▶ [TASK OBJECTIVE] Set down each line of the data below exactly as it stands, dropping the pictures.
>> BEGIN ENTRIES PROVIDED
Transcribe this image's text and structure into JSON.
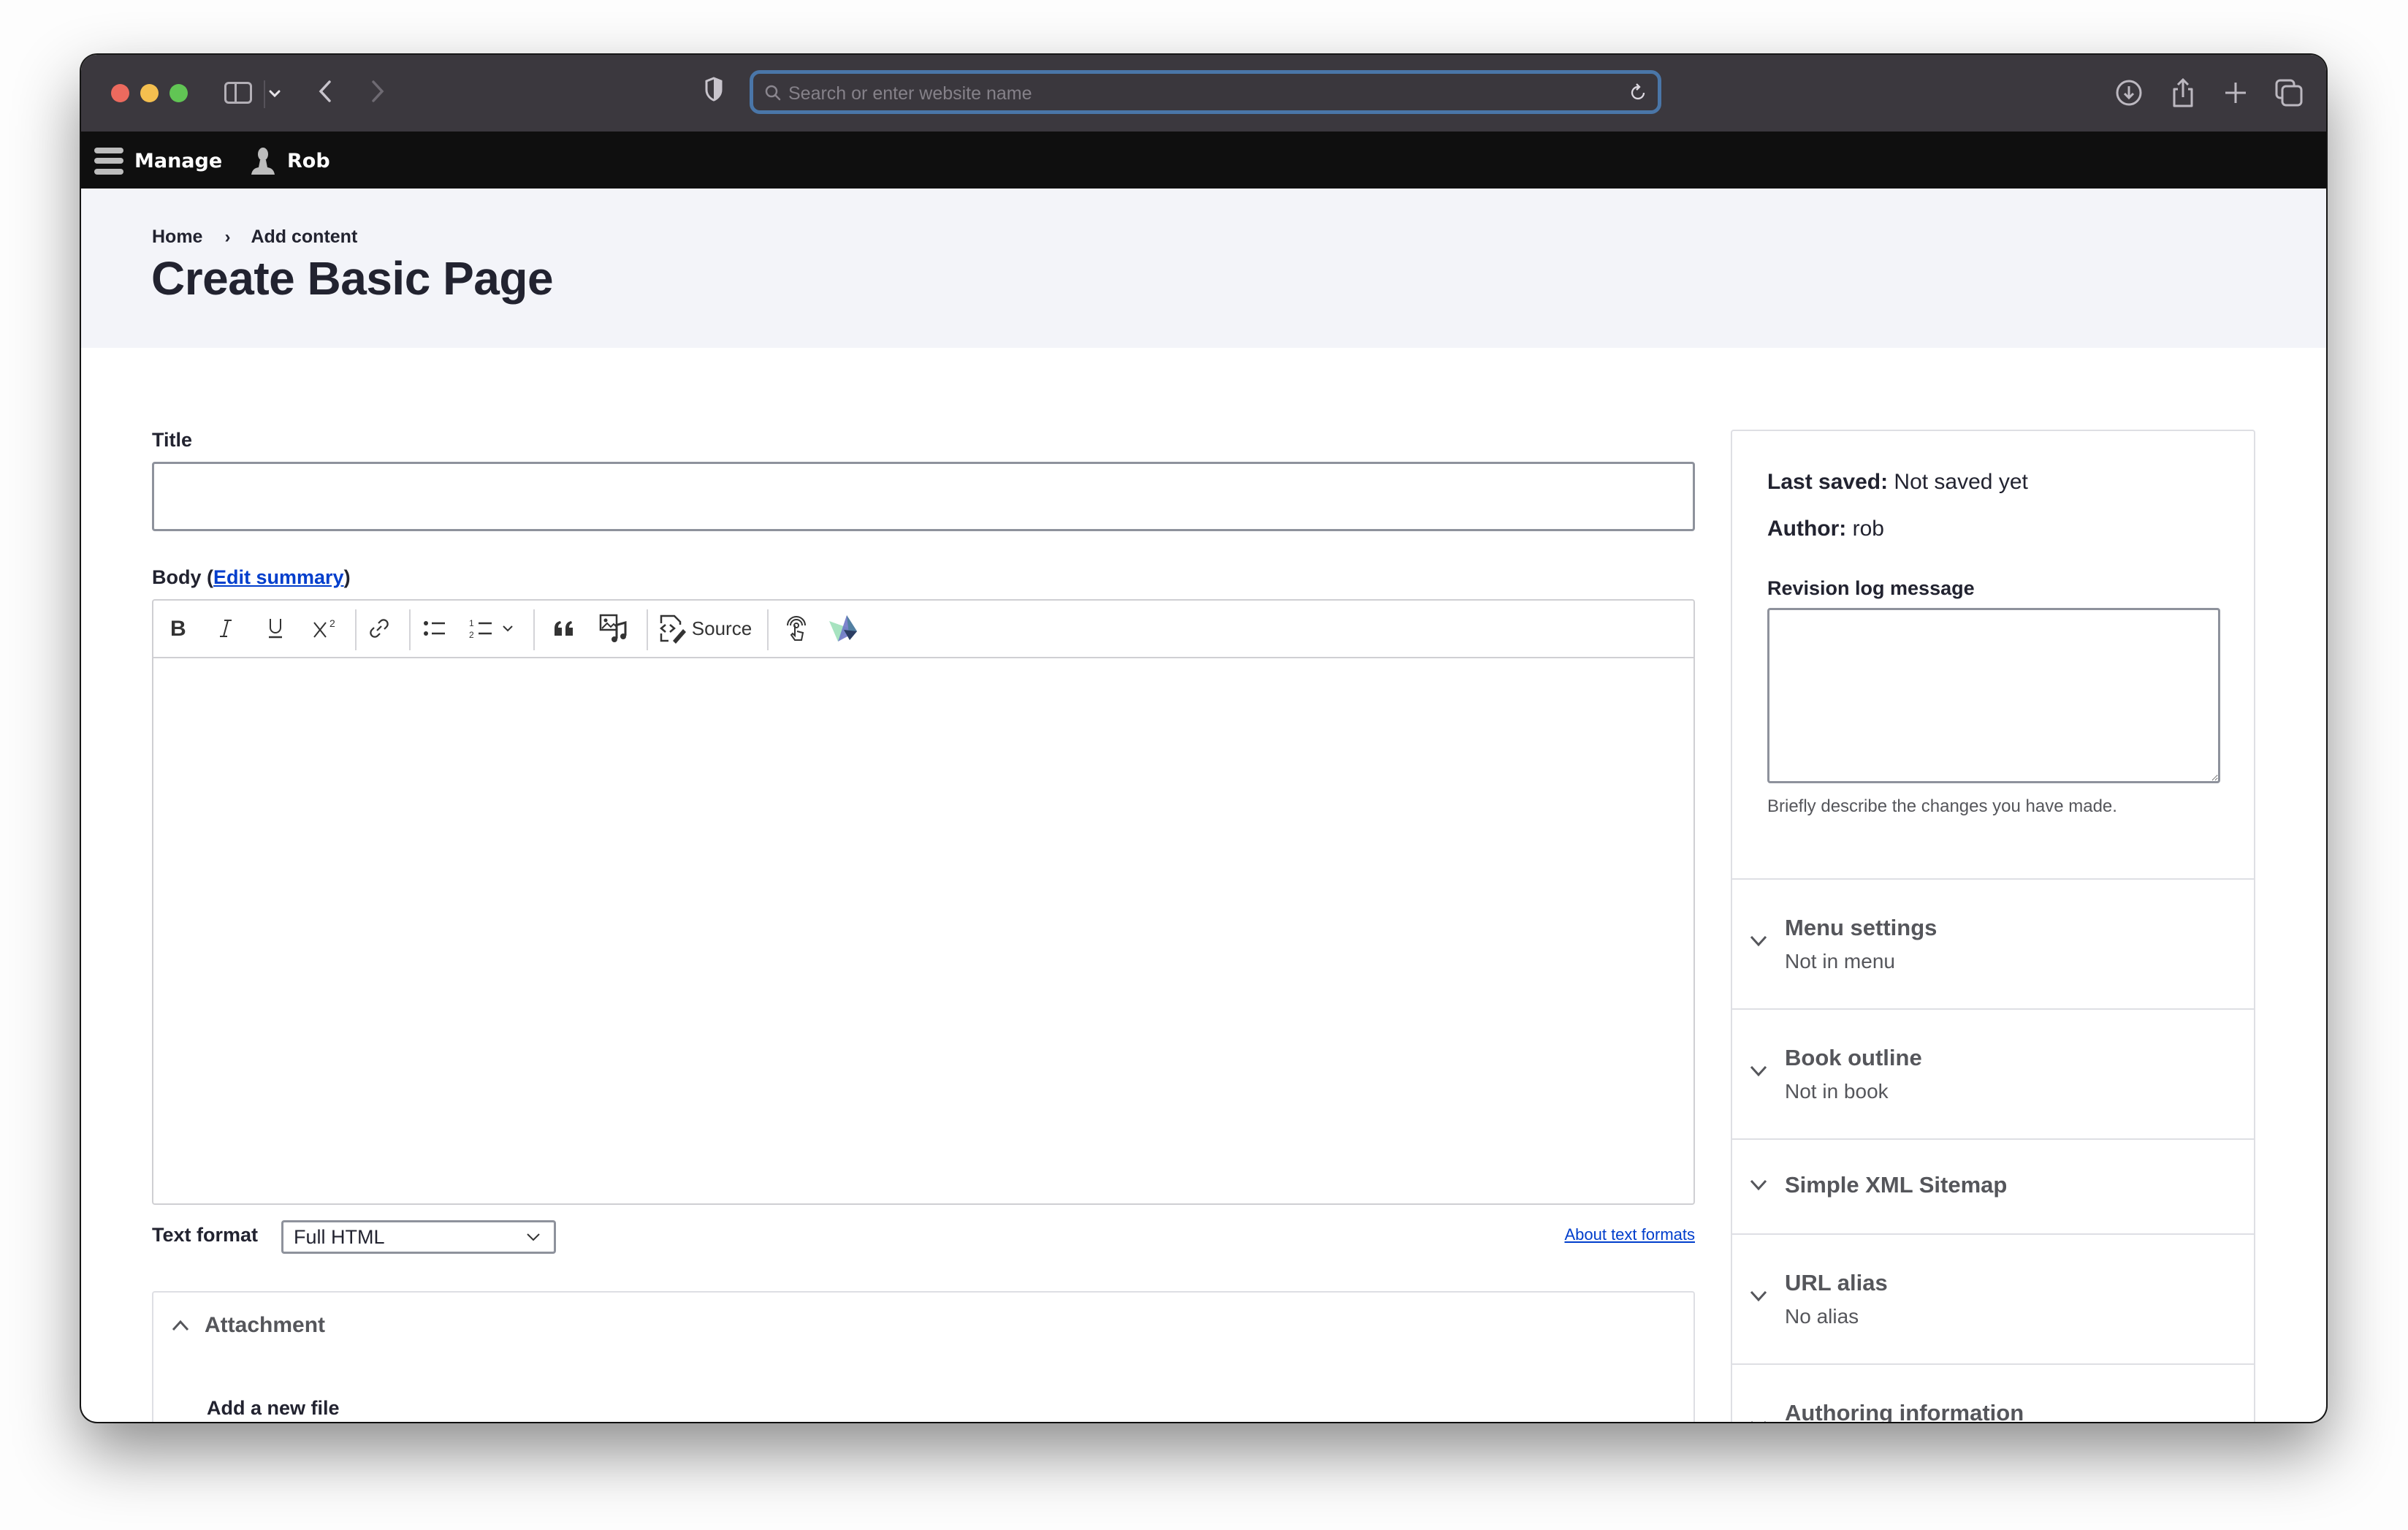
{
  "browser": {
    "address_placeholder": "Search or enter website name",
    "address_value": "",
    "icons": {
      "sidebar": "sidebar-icon",
      "back": "chevron-left-icon",
      "forward": "chevron-right-icon",
      "privacy": "shield-icon",
      "search": "search-icon",
      "reload": "reload-icon",
      "downloads": "download-icon",
      "share": "share-icon",
      "new_tab": "plus-icon",
      "tabs": "tabs-overview-icon"
    }
  },
  "toolbar": {
    "manage_label": "Manage",
    "user_label": "Rob"
  },
  "header": {
    "breadcrumb": [
      {
        "label": "Home"
      },
      {
        "label": "Add content"
      }
    ],
    "breadcrumb_separator": "›",
    "title": "Create Basic Page"
  },
  "form": {
    "title_label": "Title",
    "title_value": "",
    "body_label": "Body",
    "body_paren_open": " (",
    "body_edit_summary": "Edit summary",
    "body_paren_close": ")",
    "editor_toolbar": [
      {
        "name": "bold",
        "glyph": "B"
      },
      {
        "name": "italic",
        "glyph": "I"
      },
      {
        "name": "underline",
        "glyph": "U"
      },
      {
        "name": "superscript",
        "glyph": "X²"
      },
      {
        "name": "link",
        "glyph": "link"
      },
      {
        "name": "bulleted-list",
        "glyph": "bullets"
      },
      {
        "name": "numbered-list",
        "glyph": "numbers"
      },
      {
        "name": "blockquote",
        "glyph": "❝"
      },
      {
        "name": "insert-media",
        "glyph": "media"
      },
      {
        "name": "source",
        "glyph": "source",
        "label": "Source"
      },
      {
        "name": "accessibility-checker",
        "glyph": "touch"
      },
      {
        "name": "plugin-logo",
        "glyph": "logo"
      }
    ],
    "text_format_label": "Text format",
    "text_format_selected": "Full HTML",
    "about_text_formats": "About text formats",
    "attachment_title": "Attachment",
    "attachment_add_label": "Add a new file"
  },
  "sidebar": {
    "last_saved_label": "Last saved:",
    "last_saved_value": " Not saved yet",
    "author_label": "Author:",
    "author_value": " rob",
    "revision_label": "Revision log message",
    "revision_value": "",
    "revision_description": "Briefly describe the changes you have made.",
    "sections": [
      {
        "title": "Menu settings",
        "summary": "Not in menu"
      },
      {
        "title": "Book outline",
        "summary": "Not in book"
      },
      {
        "title": "Simple XML Sitemap",
        "summary": ""
      },
      {
        "title": "URL alias",
        "summary": "No alias"
      },
      {
        "title": "Authoring information",
        "summary": ""
      }
    ]
  },
  "colors": {
    "titlebar": "#3b383e",
    "drupal_toolbar": "#0f0f0f",
    "header_band": "#f3f4f9",
    "link": "#003ecc",
    "url_focus_ring": "#4a76a8",
    "text": "#222330",
    "muted_text": "#55565b"
  }
}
>> END ENTRIES PROVIDED
▶ [ANSWER TO THE TASK]
Transcribe this image's text and structure into JSON.
{
  "browser": {
    "address_placeholder": "Search or enter website name",
    "address_value": "",
    "icons": {
      "sidebar": "sidebar-icon",
      "back": "chevron-left-icon",
      "forward": "chevron-right-icon",
      "privacy": "shield-icon",
      "search": "search-icon",
      "reload": "reload-icon",
      "downloads": "download-icon",
      "share": "share-icon",
      "new_tab": "plus-icon",
      "tabs": "tabs-overview-icon"
    }
  },
  "toolbar": {
    "manage_label": "Manage",
    "user_label": "Rob"
  },
  "header": {
    "breadcrumb": [
      {
        "label": "Home"
      },
      {
        "label": "Add content"
      }
    ],
    "breadcrumb_separator": "›",
    "title": "Create Basic Page"
  },
  "form": {
    "title_label": "Title",
    "title_value": "",
    "body_label": "Body",
    "body_paren_open": " (",
    "body_edit_summary": "Edit summary",
    "body_paren_close": ")",
    "editor_toolbar": [
      {
        "name": "bold",
        "glyph": "B"
      },
      {
        "name": "italic",
        "glyph": "I"
      },
      {
        "name": "underline",
        "glyph": "U"
      },
      {
        "name": "superscript",
        "glyph": "X²"
      },
      {
        "name": "link",
        "glyph": "link"
      },
      {
        "name": "bulleted-list",
        "glyph": "bullets"
      },
      {
        "name": "numbered-list",
        "glyph": "numbers"
      },
      {
        "name": "blockquote",
        "glyph": "❝"
      },
      {
        "name": "insert-media",
        "glyph": "media"
      },
      {
        "name": "source",
        "glyph": "source",
        "label": "Source"
      },
      {
        "name": "accessibility-checker",
        "glyph": "touch"
      },
      {
        "name": "plugin-logo",
        "glyph": "logo"
      }
    ],
    "text_format_label": "Text format",
    "text_format_selected": "Full HTML",
    "about_text_formats": "About text formats",
    "attachment_title": "Attachment",
    "attachment_add_label": "Add a new file"
  },
  "sidebar": {
    "last_saved_label": "Last saved:",
    "last_saved_value": " Not saved yet",
    "author_label": "Author:",
    "author_value": " rob",
    "revision_label": "Revision log message",
    "revision_value": "",
    "revision_description": "Briefly describe the changes you have made.",
    "sections": [
      {
        "title": "Menu settings",
        "summary": "Not in menu"
      },
      {
        "title": "Book outline",
        "summary": "Not in book"
      },
      {
        "title": "Simple XML Sitemap",
        "summary": ""
      },
      {
        "title": "URL alias",
        "summary": "No alias"
      },
      {
        "title": "Authoring information",
        "summary": ""
      }
    ]
  },
  "colors": {
    "titlebar": "#3b383e",
    "drupal_toolbar": "#0f0f0f",
    "header_band": "#f3f4f9",
    "link": "#003ecc",
    "url_focus_ring": "#4a76a8",
    "text": "#222330",
    "muted_text": "#55565b"
  }
}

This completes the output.